#### What is needed:
Reproduce every entry below precisely. Pictures are excluded from the copy.

#### Exercise material:
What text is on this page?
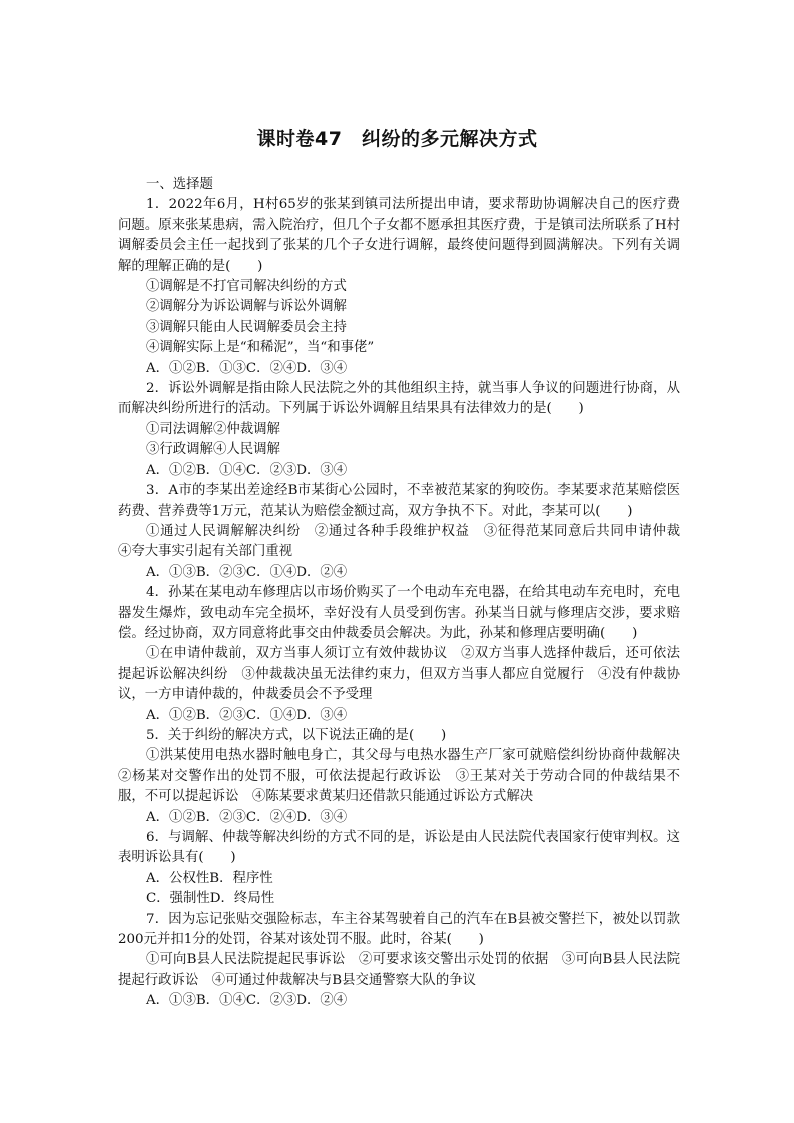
课时卷47　纠纷的多元解决方式
一、选择题

1．2022年6月，H村65岁的张某到镇司法所提出申请，要求帮助协调解决自己的医疗费问题。原来张某患病，需入院治疗，但几个子女都不愿承担其医疗费，于是镇司法所联系了H村调解委员会主任一起找到了张某的几个子女进行调解，最终使问题得到圆满解决。下列有关调解的理解正确的是(　　)

①调解是不打官司解决纠纷的方式

②调解分为诉讼调解与诉讼外调解

③调解只能由人民调解委员会主持

④调解实际上是“和稀泥”，当“和事佬”

A．①②B．①③C．②④D．③④

2．诉讼外调解是指由除人民法院之外的其他组织主持，就当事人争议的问题进行协商，从而解决纠纷所进行的活动。下列属于诉讼外调解且结果具有法律效力的是(　　)

①司法调解②仲裁调解

③行政调解④人民调解

A．①②B．①④C．②③D．③④

3．A市的李某出差途经B市某街心公园时，不幸被范某家的狗咬伤。李某要求范某赔偿医药费、营养费等1万元，范某认为赔偿金额过高，双方争执不下。对此，李某可以(　　)

①通过人民调解解决纠纷　②通过各种手段维护权益　③征得范某同意后共同申请仲裁　④夸大事实引起有关部门重视

A．①③B．②③C．①④D．②④

4．孙某在某电动车修理店以市场价购买了一个电动车充电器，在给其电动车充电时，充电器发生爆炸，致电动车完全损坏，幸好没有人员受到伤害。孙某当日就与修理店交涉，要求赔偿。经过协商，双方同意将此事交由仲裁委员会解决。为此，孙某和修理店要明确(　　)

①在申请仲裁前，双方当事人须订立有效仲裁协议　②双方当事人选择仲裁后，还可依法提起诉讼解决纠纷　③仲裁裁决虽无法律约束力，但双方当事人都应自觉履行　④没有仲裁协议，一方申请仲裁的，仲裁委员会不予受理

A．①②B．②③C．①④D．③④

5．关于纠纷的解决方式，以下说法正确的是(　　)

①洪某使用电热水器时触电身亡，其父母与电热水器生产厂家可就赔偿纠纷协商仲裁解决　②杨某对交警作出的处罚不服，可依法提起行政诉讼　③王某对关于劳动合同的仲裁结果不服，不可以提起诉讼　④陈某要求黄某归还借款只能通过诉讼方式解决

A．①②B．②③C．②④D．③④

6．与调解、仲裁等解决纠纷的方式不同的是，诉讼是由人民法院代表国家行使审判权。这表明诉讼具有(　　)

A．公权性B．程序性

C．强制性D．终局性

7．因为忘记张贴交强险标志，车主谷某驾驶着自己的汽车在B县被交警拦下，被处以罚款200元并扣1分的处罚，谷某对该处罚不服。此时，谷某(　　)

①可向B县人民法院提起民事诉讼　②可要求该交警出示处罚的依据　③可向B县人民法院提起行政诉讼　④可通过仲裁解决与B县交通警察大队的争议

A．①③B．①④C．②③D．②④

#### Response to this exercise:
What text is on this page?
课时卷47　纠纷的多元解决方式
一、选择题

1．2022年6月，H村65岁的张某到镇司法所提出申请，要求帮助协调解决自己的医疗费问题。原来张某患病，需入院治疗，但几个子女都不愿承担其医疗费，于是镇司法所联系了H村调解委员会主任一起找到了张某的几个子女进行调解，最终使问题得到圆满解决。下列有关调解的理解正确的是(　　)

①调解是不打官司解决纠纷的方式

②调解分为诉讼调解与诉讼外调解

③调解只能由人民调解委员会主持

④调解实际上是“和稀泥”，当“和事佬”

A．①②B．①③C．②④D．③④

2．诉讼外调解是指由除人民法院之外的其他组织主持，就当事人争议的问题进行协商，从而解决纠纷所进行的活动。下列属于诉讼外调解且结果具有法律效力的是(　　)

①司法调解②仲裁调解

③行政调解④人民调解

A．①②B．①④C．②③D．③④

3．A市的李某出差途经B市某街心公园时，不幸被范某家的狗咬伤。李某要求范某赔偿医药费、营养费等1万元，范某认为赔偿金额过高，双方争执不下。对此，李某可以(　　)

①通过人民调解解决纠纷　②通过各种手段维护权益　③征得范某同意后共同申请仲裁　④夸大事实引起有关部门重视

A．①③B．②③C．①④D．②④

4．孙某在某电动车修理店以市场价购买了一个电动车充电器，在给其电动车充电时，充电器发生爆炸，致电动车完全损坏，幸好没有人员受到伤害。孙某当日就与修理店交涉，要求赔偿。经过协商，双方同意将此事交由仲裁委员会解决。为此，孙某和修理店要明确(　　)

①在申请仲裁前，双方当事人须订立有效仲裁协议　②双方当事人选择仲裁后，还可依法提起诉讼解决纠纷　③仲裁裁决虽无法律约束力，但双方当事人都应自觉履行　④没有仲裁协议，一方申请仲裁的，仲裁委员会不予受理

A．①②B．②③C．①④D．③④

5．关于纠纷的解决方式，以下说法正确的是(　　)

①洪某使用电热水器时触电身亡，其父母与电热水器生产厂家可就赔偿纠纷协商仲裁解决　②杨某对交警作出的处罚不服，可依法提起行政诉讼　③王某对关于劳动合同的仲裁结果不服，不可以提起诉讼　④陈某要求黄某归还借款只能通过诉讼方式解决

A．①②B．②③C．②④D．③④

6．与调解、仲裁等解决纠纷的方式不同的是，诉讼是由人民法院代表国家行使审判权。这表明诉讼具有(　　)

A．公权性B．程序性

C．强制性D．终局性

7．因为忘记张贴交强险标志，车主谷某驾驶着自己的汽车在B县被交警拦下，被处以罚款200元并扣1分的处罚，谷某对该处罚不服。此时，谷某(　　)

①可向B县人民法院提起民事诉讼　②可要求该交警出示处罚的依据　③可向B县人民法院提起行政诉讼　④可通过仲裁解决与B县交通警察大队的争议

A．①③B．①④C．②③D．②④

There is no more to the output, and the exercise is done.